◆ Task brief ◆
Please write the listing below out again exactly, leaving every picture behind.
----
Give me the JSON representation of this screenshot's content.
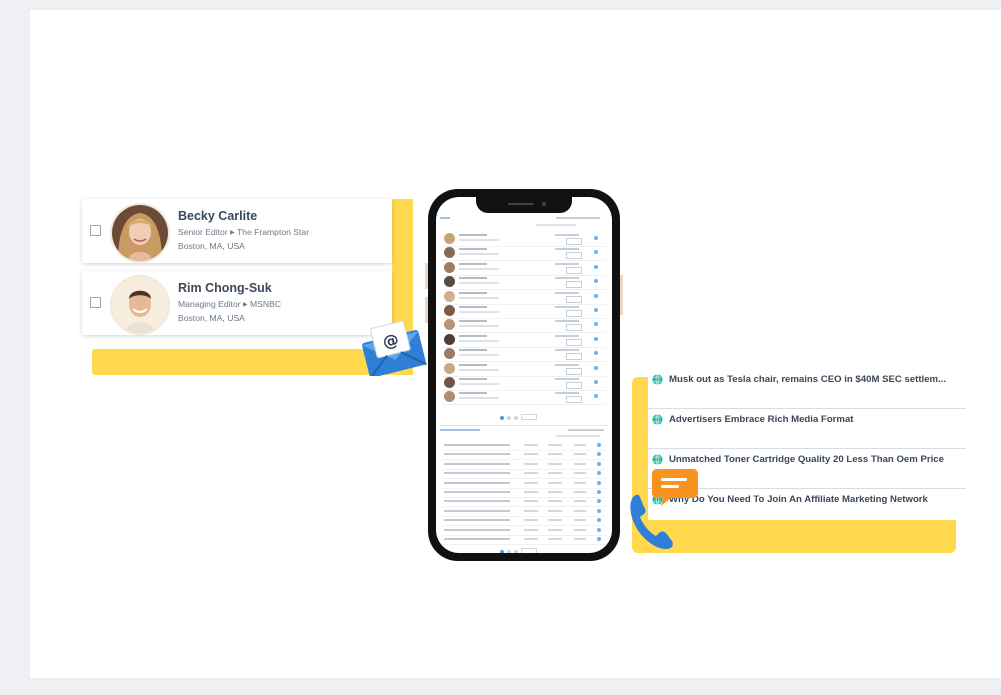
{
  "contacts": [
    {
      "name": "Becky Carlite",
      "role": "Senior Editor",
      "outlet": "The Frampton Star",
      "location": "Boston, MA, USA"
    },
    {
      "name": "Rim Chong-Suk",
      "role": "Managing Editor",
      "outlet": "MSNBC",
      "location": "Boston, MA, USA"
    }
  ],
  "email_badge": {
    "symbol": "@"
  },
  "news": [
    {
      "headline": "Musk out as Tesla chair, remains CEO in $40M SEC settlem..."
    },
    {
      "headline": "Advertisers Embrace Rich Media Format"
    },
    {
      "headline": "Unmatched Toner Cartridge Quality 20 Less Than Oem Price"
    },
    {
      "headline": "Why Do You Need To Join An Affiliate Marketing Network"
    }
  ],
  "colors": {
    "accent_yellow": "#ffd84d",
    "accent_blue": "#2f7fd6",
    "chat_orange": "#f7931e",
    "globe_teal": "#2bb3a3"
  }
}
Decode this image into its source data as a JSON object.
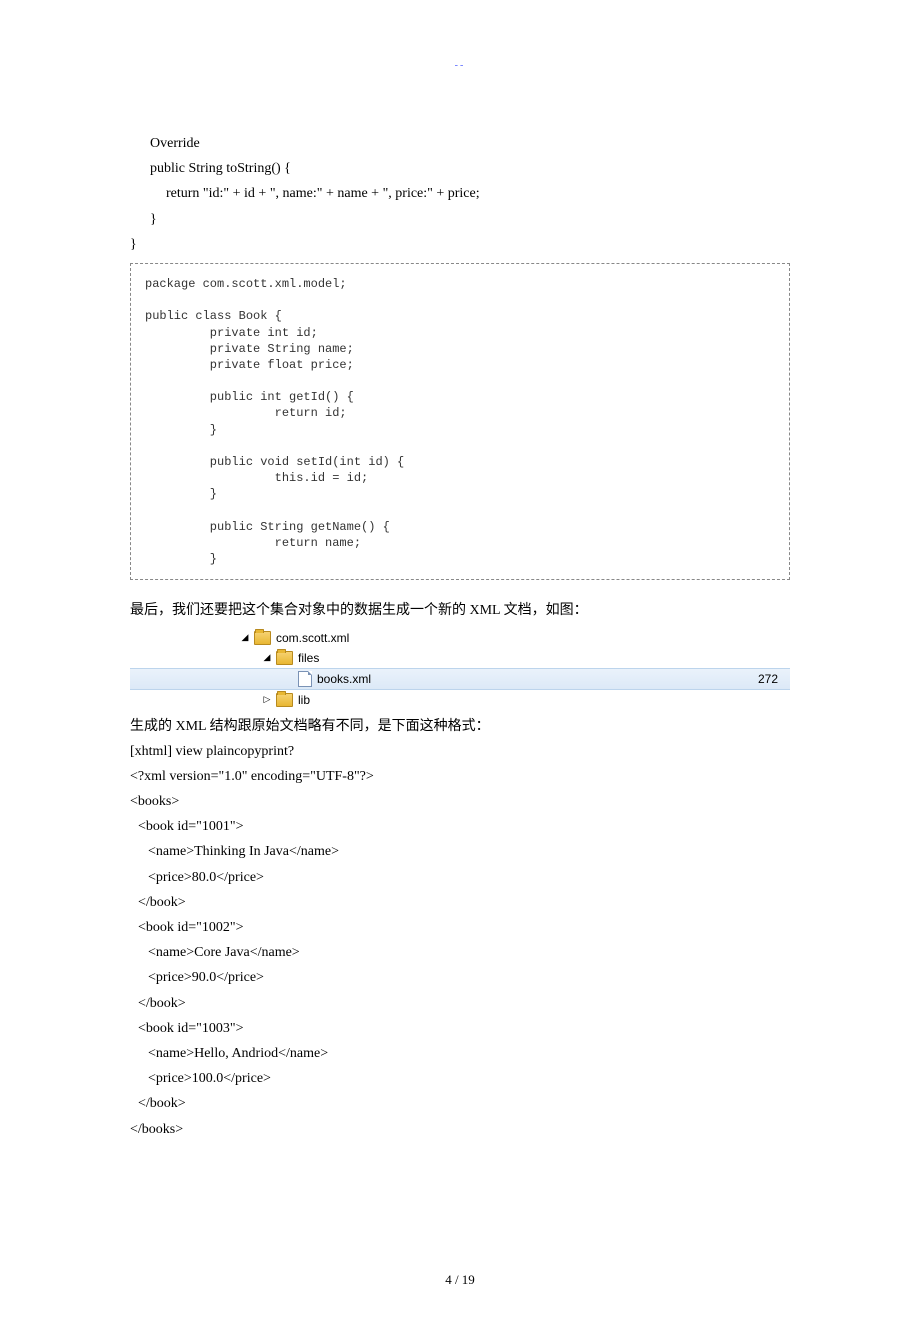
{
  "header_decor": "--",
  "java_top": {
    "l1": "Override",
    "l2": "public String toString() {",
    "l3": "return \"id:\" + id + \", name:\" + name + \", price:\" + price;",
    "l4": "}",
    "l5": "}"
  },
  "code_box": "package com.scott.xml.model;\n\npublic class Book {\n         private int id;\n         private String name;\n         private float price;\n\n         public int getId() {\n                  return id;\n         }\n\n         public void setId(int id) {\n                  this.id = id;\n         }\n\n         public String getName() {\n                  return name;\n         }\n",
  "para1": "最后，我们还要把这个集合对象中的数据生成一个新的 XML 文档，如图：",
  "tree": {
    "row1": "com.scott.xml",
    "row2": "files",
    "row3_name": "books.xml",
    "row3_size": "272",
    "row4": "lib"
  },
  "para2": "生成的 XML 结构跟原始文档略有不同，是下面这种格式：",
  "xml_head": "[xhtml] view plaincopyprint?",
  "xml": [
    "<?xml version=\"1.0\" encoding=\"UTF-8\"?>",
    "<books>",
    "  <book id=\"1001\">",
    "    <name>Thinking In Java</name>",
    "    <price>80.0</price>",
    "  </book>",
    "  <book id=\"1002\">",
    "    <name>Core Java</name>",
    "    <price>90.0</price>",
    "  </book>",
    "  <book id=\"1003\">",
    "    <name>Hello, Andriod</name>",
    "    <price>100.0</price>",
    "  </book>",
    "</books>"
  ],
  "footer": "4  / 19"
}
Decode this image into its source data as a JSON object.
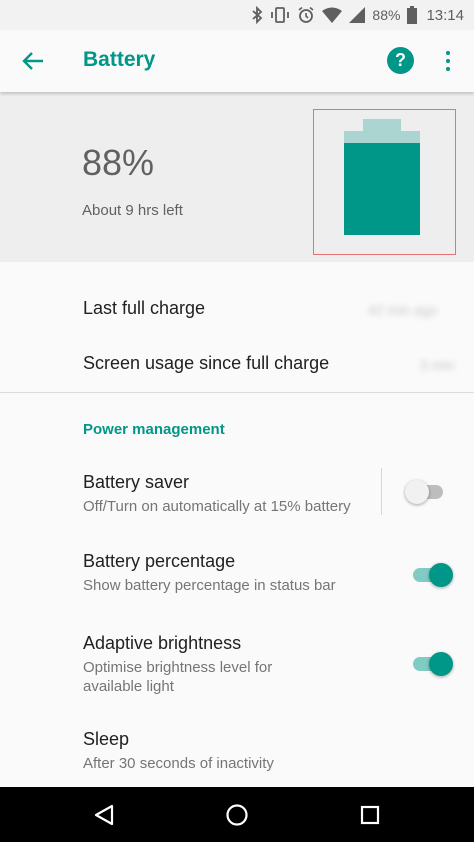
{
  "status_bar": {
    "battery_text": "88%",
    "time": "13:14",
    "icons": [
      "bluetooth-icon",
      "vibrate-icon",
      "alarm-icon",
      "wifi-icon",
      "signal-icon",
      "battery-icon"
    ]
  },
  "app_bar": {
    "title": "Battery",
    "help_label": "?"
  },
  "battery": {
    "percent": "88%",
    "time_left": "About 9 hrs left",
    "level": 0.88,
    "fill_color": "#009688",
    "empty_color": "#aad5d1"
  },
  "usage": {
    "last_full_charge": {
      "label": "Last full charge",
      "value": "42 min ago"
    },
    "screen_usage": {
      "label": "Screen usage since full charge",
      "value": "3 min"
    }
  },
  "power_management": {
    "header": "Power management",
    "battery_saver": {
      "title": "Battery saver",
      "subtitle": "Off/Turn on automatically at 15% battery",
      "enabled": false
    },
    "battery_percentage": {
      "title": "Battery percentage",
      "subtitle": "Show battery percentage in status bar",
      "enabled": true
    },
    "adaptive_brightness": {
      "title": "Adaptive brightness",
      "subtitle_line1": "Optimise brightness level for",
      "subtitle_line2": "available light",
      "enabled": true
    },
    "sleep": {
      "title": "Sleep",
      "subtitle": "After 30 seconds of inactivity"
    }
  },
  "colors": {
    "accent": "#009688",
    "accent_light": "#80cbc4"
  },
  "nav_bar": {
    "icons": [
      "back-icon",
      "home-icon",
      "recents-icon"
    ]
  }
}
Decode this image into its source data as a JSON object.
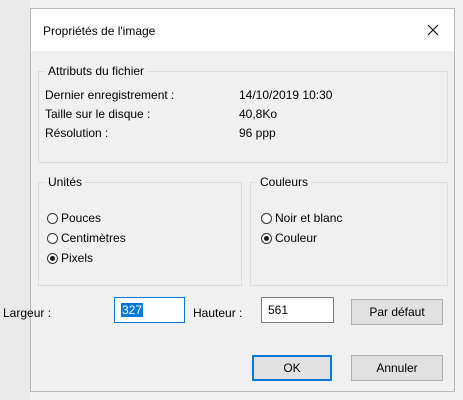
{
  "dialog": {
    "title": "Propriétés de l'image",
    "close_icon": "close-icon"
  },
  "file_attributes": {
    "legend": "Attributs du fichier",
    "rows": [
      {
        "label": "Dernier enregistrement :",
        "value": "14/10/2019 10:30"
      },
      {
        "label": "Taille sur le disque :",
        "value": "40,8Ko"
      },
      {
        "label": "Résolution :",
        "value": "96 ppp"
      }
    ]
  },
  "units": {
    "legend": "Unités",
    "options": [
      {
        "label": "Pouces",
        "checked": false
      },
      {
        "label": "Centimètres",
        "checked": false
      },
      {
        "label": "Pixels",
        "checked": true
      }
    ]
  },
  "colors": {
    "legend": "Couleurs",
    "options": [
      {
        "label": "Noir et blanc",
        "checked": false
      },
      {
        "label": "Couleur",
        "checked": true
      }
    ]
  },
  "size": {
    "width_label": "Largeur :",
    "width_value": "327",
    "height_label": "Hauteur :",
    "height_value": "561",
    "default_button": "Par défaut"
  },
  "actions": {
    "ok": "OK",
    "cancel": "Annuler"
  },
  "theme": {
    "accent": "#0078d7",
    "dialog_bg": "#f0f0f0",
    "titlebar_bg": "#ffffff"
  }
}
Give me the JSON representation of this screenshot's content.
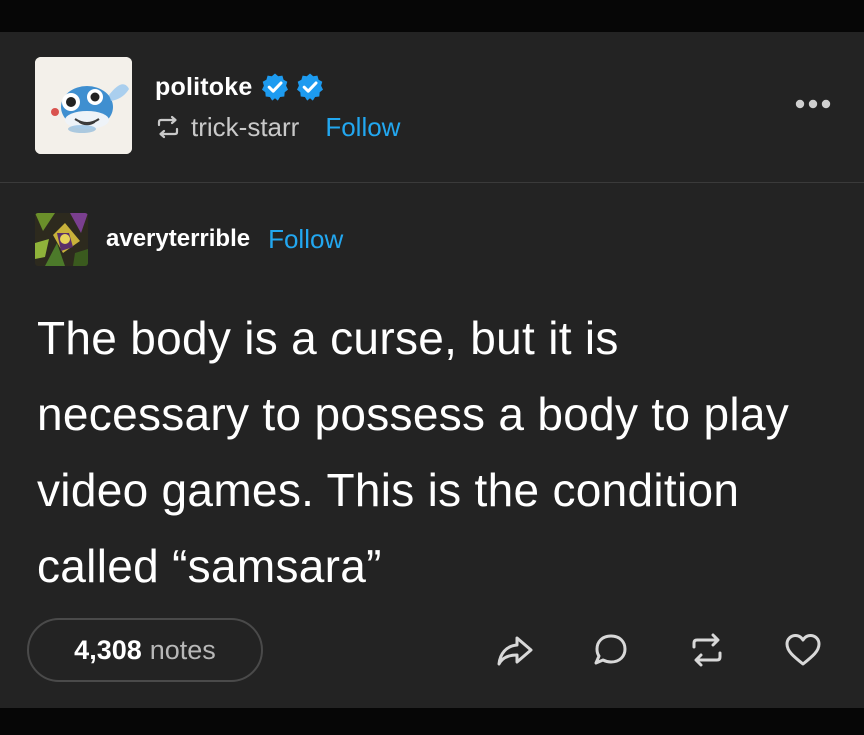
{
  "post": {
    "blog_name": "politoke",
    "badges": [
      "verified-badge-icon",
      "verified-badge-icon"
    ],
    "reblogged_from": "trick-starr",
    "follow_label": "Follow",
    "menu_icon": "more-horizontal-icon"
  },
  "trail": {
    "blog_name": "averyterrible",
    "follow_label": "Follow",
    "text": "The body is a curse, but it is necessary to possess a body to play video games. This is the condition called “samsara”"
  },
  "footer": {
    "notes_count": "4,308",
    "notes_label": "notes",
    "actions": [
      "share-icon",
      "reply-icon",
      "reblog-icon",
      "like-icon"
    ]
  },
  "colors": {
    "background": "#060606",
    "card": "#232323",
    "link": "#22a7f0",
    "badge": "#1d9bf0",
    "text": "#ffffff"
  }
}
----
◆ Exercise answer ◆
Give me the JSON representation of this screenshot's content.
{
  "contacts": [
    {
      "name": "Becky Carlite",
      "role": "Senior Editor",
      "outlet": "The Frampton Star",
      "location": "Boston, MA, USA"
    },
    {
      "name": "Rim Chong-Suk",
      "role": "Managing Editor",
      "outlet": "MSNBC",
      "location": "Boston, MA, USA"
    }
  ],
  "email_badge": {
    "symbol": "@"
  },
  "news": [
    {
      "headline": "Musk out as Tesla chair, remains CEO in $40M SEC settlem..."
    },
    {
      "headline": "Advertisers Embrace Rich Media Format"
    },
    {
      "headline": "Unmatched Toner Cartridge Quality 20 Less Than Oem Price"
    },
    {
      "headline": "Why Do You Need To Join An Affiliate Marketing Network"
    }
  ],
  "colors": {
    "accent_yellow": "#ffd84d",
    "accent_blue": "#2f7fd6",
    "chat_orange": "#f7931e",
    "globe_teal": "#2bb3a3"
  }
}
Decode this image into its source data as a JSON object.
{
  "header_decor": "--",
  "java_top": {
    "l1": "Override",
    "l2": "public String toString() {",
    "l3": "return \"id:\" + id + \", name:\" + name + \", price:\" + price;",
    "l4": "}",
    "l5": "}"
  },
  "code_box": "package com.scott.xml.model;\n\npublic class Book {\n         private int id;\n         private String name;\n         private float price;\n\n         public int getId() {\n                  return id;\n         }\n\n         public void setId(int id) {\n                  this.id = id;\n         }\n\n         public String getName() {\n                  return name;\n         }\n",
  "para1": "最后，我们还要把这个集合对象中的数据生成一个新的 XML 文档，如图：",
  "tree": {
    "row1": "com.scott.xml",
    "row2": "files",
    "row3_name": "books.xml",
    "row3_size": "272",
    "row4": "lib"
  },
  "para2": "生成的 XML 结构跟原始文档略有不同，是下面这种格式：",
  "xml_head": "[xhtml] view plaincopyprint?",
  "xml": [
    "<?xml version=\"1.0\" encoding=\"UTF-8\"?>",
    "<books>",
    "  <book id=\"1001\">",
    "    <name>Thinking In Java</name>",
    "    <price>80.0</price>",
    "  </book>",
    "  <book id=\"1002\">",
    "    <name>Core Java</name>",
    "    <price>90.0</price>",
    "  </book>",
    "  <book id=\"1003\">",
    "    <name>Hello, Andriod</name>",
    "    <price>100.0</price>",
    "  </book>",
    "</books>"
  ],
  "footer": "4  / 19"
}
Decode this image into its source data as a JSON object.
{
  "status_bar": {
    "battery_text": "88%",
    "time": "13:14",
    "icons": [
      "bluetooth-icon",
      "vibrate-icon",
      "alarm-icon",
      "wifi-icon",
      "signal-icon",
      "battery-icon"
    ]
  },
  "app_bar": {
    "title": "Battery",
    "help_label": "?"
  },
  "battery": {
    "percent": "88%",
    "time_left": "About 9 hrs left",
    "level": 0.88,
    "fill_color": "#009688",
    "empty_color": "#aad5d1"
  },
  "usage": {
    "last_full_charge": {
      "label": "Last full charge",
      "value": "42 min ago"
    },
    "screen_usage": {
      "label": "Screen usage since full charge",
      "value": "3 min"
    }
  },
  "power_management": {
    "header": "Power management",
    "battery_saver": {
      "title": "Battery saver",
      "subtitle": "Off/Turn on automatically at 15% battery",
      "enabled": false
    },
    "battery_percentage": {
      "title": "Battery percentage",
      "subtitle": "Show battery percentage in status bar",
      "enabled": true
    },
    "adaptive_brightness": {
      "title": "Adaptive brightness",
      "subtitle_line1": "Optimise brightness level for",
      "subtitle_line2": "available light",
      "enabled": true
    },
    "sleep": {
      "title": "Sleep",
      "subtitle": "After 30 seconds of inactivity"
    }
  },
  "colors": {
    "accent": "#009688",
    "accent_light": "#80cbc4"
  },
  "nav_bar": {
    "icons": [
      "back-icon",
      "home-icon",
      "recents-icon"
    ]
  }
}
Decode this image into its source data as a JSON object.
{
  "dialog": {
    "title": "Propriétés de l'image",
    "close_icon": "close-icon"
  },
  "file_attributes": {
    "legend": "Attributs du fichier",
    "rows": [
      {
        "label": "Dernier enregistrement :",
        "value": "14/10/2019 10:30"
      },
      {
        "label": "Taille sur le disque :",
        "value": "40,8Ko"
      },
      {
        "label": "Résolution :",
        "value": "96 ppp"
      }
    ]
  },
  "units": {
    "legend": "Unités",
    "options": [
      {
        "label": "Pouces",
        "checked": false
      },
      {
        "label": "Centimètres",
        "checked": false
      },
      {
        "label": "Pixels",
        "checked": true
      }
    ]
  },
  "colors": {
    "legend": "Couleurs",
    "options": [
      {
        "label": "Noir et blanc",
        "checked": false
      },
      {
        "label": "Couleur",
        "checked": true
      }
    ]
  },
  "size": {
    "width_label": "Largeur :",
    "width_value": "327",
    "height_label": "Hauteur :",
    "height_value": "561",
    "default_button": "Par défaut"
  },
  "actions": {
    "ok": "OK",
    "cancel": "Annuler"
  },
  "theme": {
    "accent": "#0078d7",
    "dialog_bg": "#f0f0f0",
    "titlebar_bg": "#ffffff"
  }
}
Give me the JSON representation of this screenshot's content.
{
  "post": {
    "blog_name": "politoke",
    "badges": [
      "verified-badge-icon",
      "verified-badge-icon"
    ],
    "reblogged_from": "trick-starr",
    "follow_label": "Follow",
    "menu_icon": "more-horizontal-icon"
  },
  "trail": {
    "blog_name": "averyterrible",
    "follow_label": "Follow",
    "text": "The body is a curse, but it is necessary to possess a body to play video games. This is the condition called “samsara”"
  },
  "footer": {
    "notes_count": "4,308",
    "notes_label": "notes",
    "actions": [
      "share-icon",
      "reply-icon",
      "reblog-icon",
      "like-icon"
    ]
  },
  "colors": {
    "background": "#060606",
    "card": "#232323",
    "link": "#22a7f0",
    "badge": "#1d9bf0",
    "text": "#ffffff"
  }
}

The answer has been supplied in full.